- Work instructions
State only how many lines contain the string "probabilidade".

##### Supplied records

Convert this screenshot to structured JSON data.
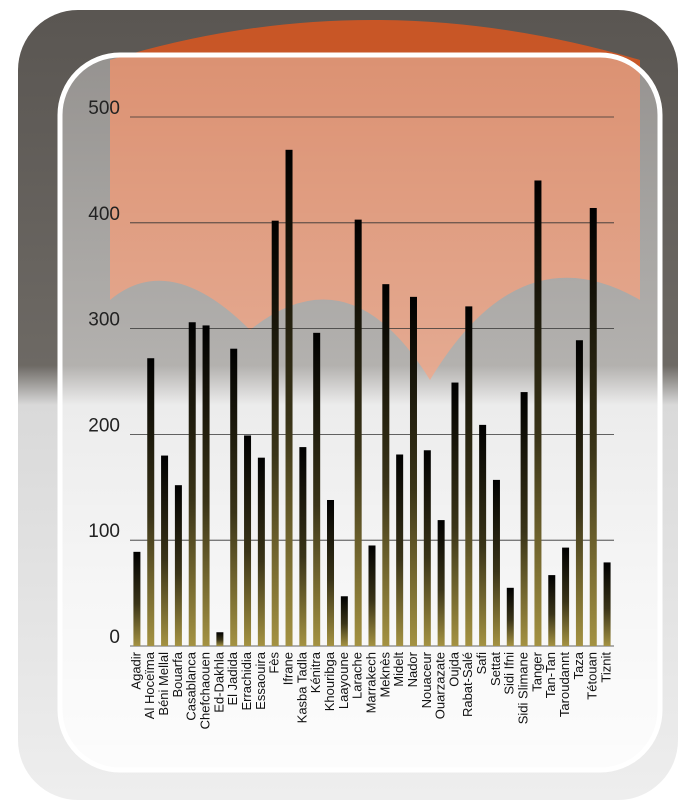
{
  "chart_data": {
    "type": "bar",
    "categories": [
      "Agadir",
      "Al Hoceïma",
      "Béni Mellal",
      "Bouarfa",
      "Casablanca",
      "Chefchaouen",
      "Ed-Dakhla",
      "El Jadida",
      "Errachidia",
      "Essaouira",
      "Fès",
      "Ifrane",
      "Kasba Tadla",
      "Kénitra",
      "Khouribga",
      "Laayoune",
      "Larache",
      "Marrakech",
      "Meknès",
      "Midelt",
      "Nador",
      "Nouaceur",
      "Ouarzazate",
      "Oujda",
      "Rabat-Salé",
      "Safi",
      "Settat",
      "Sidi Ifni",
      "Sidi Slimane",
      "Tanger",
      "Tan-Tan",
      "Taroudannt",
      "Taza",
      "Tétouan",
      "Tiznit"
    ],
    "values": [
      89,
      272,
      180,
      152,
      306,
      303,
      13,
      281,
      199,
      178,
      402,
      469,
      188,
      296,
      138,
      47,
      403,
      95,
      342,
      181,
      330,
      185,
      119,
      249,
      321,
      209,
      157,
      55,
      240,
      440,
      67,
      93,
      289,
      414,
      79
    ],
    "ylim": [
      0,
      500
    ],
    "yticks": [
      0,
      100,
      200,
      300,
      400,
      500
    ],
    "grid": true
  }
}
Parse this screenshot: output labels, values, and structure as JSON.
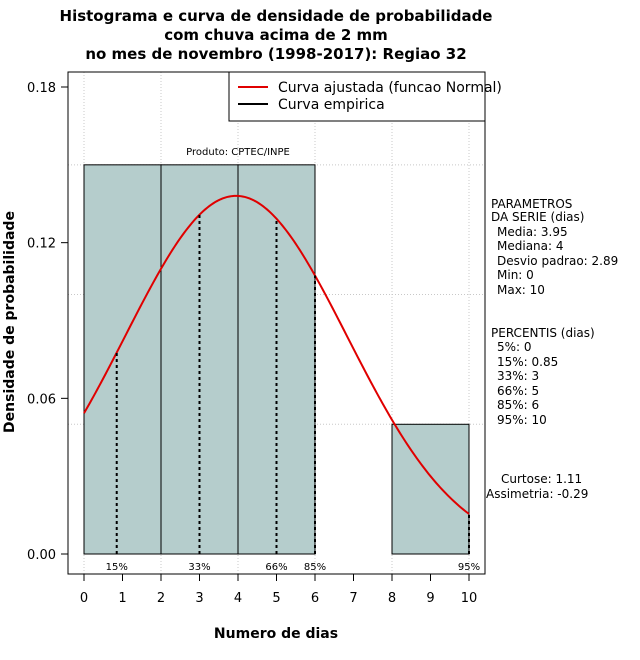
{
  "chart_data": {
    "type": "bar",
    "title_lines": [
      "Histograma e curva de densidade de probabilidade",
      "com chuva acima de 2 mm",
      "no mes de novembro (1998-2017): Regiao 32"
    ],
    "xlabel": "Numero de dias",
    "ylabel": "Densidade de probabilidade",
    "xlim": [
      0,
      10
    ],
    "ylim": [
      0,
      0.18
    ],
    "x_ticks": [
      "0",
      "1",
      "2",
      "3",
      "4",
      "5",
      "6",
      "7",
      "8",
      "9",
      "10"
    ],
    "y_ticks": [
      "0.00",
      "0.06",
      "0.12",
      "0.18"
    ],
    "bins": [
      {
        "start": 0,
        "end": 2,
        "density": 0.15
      },
      {
        "start": 2,
        "end": 4,
        "density": 0.15
      },
      {
        "start": 4,
        "end": 6,
        "density": 0.15
      },
      {
        "start": 6,
        "end": 8,
        "density": 0.0
      },
      {
        "start": 8,
        "end": 10,
        "density": 0.05
      }
    ],
    "bar_color": "#b5cdcc",
    "curve_color": "#e00000",
    "normal_fit": {
      "mean": 3.95,
      "sd": 2.89
    },
    "percentile_markers": [
      {
        "label": "15%",
        "x": 0.85
      },
      {
        "label": "33%",
        "x": 3
      },
      {
        "label": "66%",
        "x": 5
      },
      {
        "label": "85%",
        "x": 6
      },
      {
        "label": "95%",
        "x": 10
      }
    ],
    "legend": [
      {
        "label": "Curva ajustada (funcao Normal)",
        "color": "#e00000"
      },
      {
        "label": "Curva empirica",
        "color": "#000000"
      }
    ],
    "legend_position": "top-right",
    "grid": true,
    "product_label": "Produto: CPTEC/INPE"
  },
  "side_panel": {
    "parametros_lines": [
      "PARAMETROS",
      "DA SERIE (dias)",
      "Media: 3.95",
      "Mediana: 4",
      "Desvio padrao: 2.89",
      "Min: 0",
      "Max: 10"
    ],
    "percentis_lines": [
      "PERCENTIS (dias)",
      "5%: 0",
      "15%: 0.85",
      "33%: 3",
      "66%: 5",
      "85%: 6",
      "95%: 10"
    ],
    "curtose": "Curtose: 1.11",
    "assimetria": "Assimetria: -0.29"
  }
}
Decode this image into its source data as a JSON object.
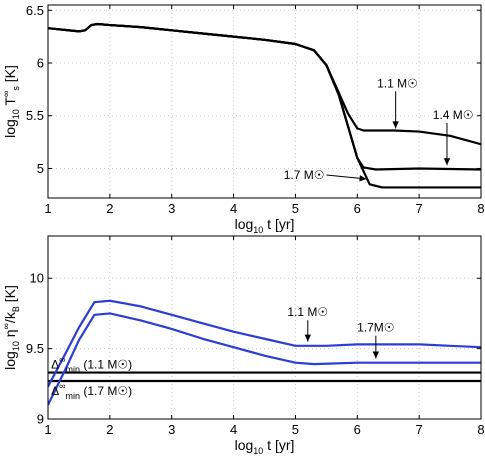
{
  "chart_data": [
    {
      "type": "line",
      "ylabel": "log10 T∞s [K]",
      "xlabel": "log10 t [yr]",
      "xlim": [
        1,
        8
      ],
      "ylim": [
        4.72,
        6.55
      ],
      "xticks": [
        "1",
        "2",
        "3",
        "4",
        "5",
        "6",
        "7",
        "8"
      ],
      "yticks": [
        "5",
        "5.5",
        "6",
        "6.5"
      ],
      "ytick_values": [
        5,
        5.5,
        6,
        6.5
      ],
      "grid": true,
      "line_color": "#000000",
      "series": [
        {
          "name": "1.1 M☉",
          "x": [
            1.0,
            1.5,
            1.6,
            1.7,
            1.8,
            2.0,
            2.5,
            3.0,
            3.5,
            4.0,
            4.5,
            5.0,
            5.3,
            5.5,
            5.7,
            5.85,
            6.0,
            6.1,
            6.3,
            6.6,
            7.0,
            7.5,
            8.0
          ],
          "y": [
            6.33,
            6.3,
            6.31,
            6.36,
            6.37,
            6.36,
            6.34,
            6.31,
            6.28,
            6.25,
            6.22,
            6.18,
            6.12,
            5.98,
            5.72,
            5.52,
            5.38,
            5.36,
            5.36,
            5.36,
            5.35,
            5.31,
            5.23
          ]
        },
        {
          "name": "1.4 M☉",
          "x": [
            1.0,
            1.5,
            1.6,
            1.7,
            1.8,
            2.0,
            2.5,
            3.0,
            3.5,
            4.0,
            4.5,
            5.0,
            5.3,
            5.5,
            5.7,
            5.85,
            6.0,
            6.1,
            6.3,
            7.0,
            8.0
          ],
          "y": [
            6.33,
            6.3,
            6.31,
            6.36,
            6.37,
            6.36,
            6.34,
            6.31,
            6.28,
            6.25,
            6.22,
            6.18,
            6.12,
            5.98,
            5.7,
            5.4,
            5.1,
            5.01,
            4.99,
            5.0,
            4.99
          ]
        },
        {
          "name": "1.7 M☉",
          "x": [
            1.0,
            1.5,
            1.6,
            1.7,
            1.8,
            2.0,
            2.5,
            3.0,
            3.5,
            4.0,
            4.5,
            5.0,
            5.3,
            5.5,
            5.7,
            5.85,
            6.0,
            6.2,
            6.4,
            7.0,
            8.0
          ],
          "y": [
            6.33,
            6.3,
            6.31,
            6.36,
            6.37,
            6.36,
            6.34,
            6.31,
            6.28,
            6.25,
            6.22,
            6.18,
            6.12,
            5.98,
            5.7,
            5.4,
            5.1,
            4.85,
            4.82,
            4.82,
            4.82
          ]
        }
      ],
      "annotations": [
        {
          "text": "1.1 M☉",
          "x": 6.65,
          "y": 5.77,
          "arrow_to": [
            6.62,
            5.38
          ]
        },
        {
          "text": "1.4 M☉",
          "x": 7.55,
          "y": 5.47,
          "arrow_to": [
            7.45,
            5.03
          ]
        },
        {
          "text": "1.7 M☉",
          "x": 5.47,
          "y": 4.9,
          "arrow_to": [
            6.15,
            4.9
          ]
        }
      ]
    },
    {
      "type": "line",
      "ylabel": "log10 η∞/kB [K]",
      "xlabel": "log10 t [yr]",
      "xlim": [
        1,
        8
      ],
      "ylim": [
        9.0,
        10.3
      ],
      "xticks": [
        "1",
        "2",
        "3",
        "4",
        "5",
        "6",
        "7",
        "8"
      ],
      "yticks": [
        "9",
        "9.5",
        "10"
      ],
      "ytick_values": [
        9,
        9.5,
        10
      ],
      "grid": true,
      "line_color": "#2b3ed6",
      "series": [
        {
          "name": "1.1 M☉",
          "x": [
            1.0,
            1.3,
            1.5,
            1.75,
            2.0,
            2.5,
            3.0,
            3.5,
            4.0,
            4.5,
            5.0,
            5.5,
            6.0,
            6.5,
            7.0,
            7.5,
            8.0
          ],
          "y": [
            9.23,
            9.48,
            9.65,
            9.83,
            9.84,
            9.8,
            9.74,
            9.68,
            9.62,
            9.57,
            9.52,
            9.52,
            9.53,
            9.53,
            9.53,
            9.52,
            9.51
          ]
        },
        {
          "name": "1.7 M☉",
          "x": [
            1.0,
            1.3,
            1.5,
            1.75,
            2.0,
            2.5,
            3.0,
            3.5,
            4.0,
            4.5,
            5.0,
            5.3,
            6.0,
            6.5,
            7.0,
            7.5,
            8.0
          ],
          "y": [
            9.1,
            9.37,
            9.56,
            9.74,
            9.75,
            9.7,
            9.64,
            9.57,
            9.51,
            9.45,
            9.4,
            9.39,
            9.4,
            9.4,
            9.4,
            9.4,
            9.4
          ]
        }
      ],
      "hlines": [
        {
          "name": "Δ∞min (1.1 M☉)",
          "y": 9.33
        },
        {
          "name": "Δ∞min (1.7 M☉)",
          "y": 9.27
        }
      ],
      "annotations": [
        {
          "text": "1.1 M☉",
          "x": 5.2,
          "y": 9.73,
          "arrow_to": [
            5.2,
            9.55
          ]
        },
        {
          "text": "1.7M☉",
          "x": 6.3,
          "y": 9.62,
          "arrow_to": [
            6.3,
            9.43
          ]
        },
        {
          "text": "Δ∞min (1.1 M☉)",
          "x": 1.05,
          "y": 9.36
        },
        {
          "text": "Δ∞min (1.7 M☉)",
          "x": 1.05,
          "y": 9.17
        }
      ]
    }
  ]
}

##########

- Answer to the task
2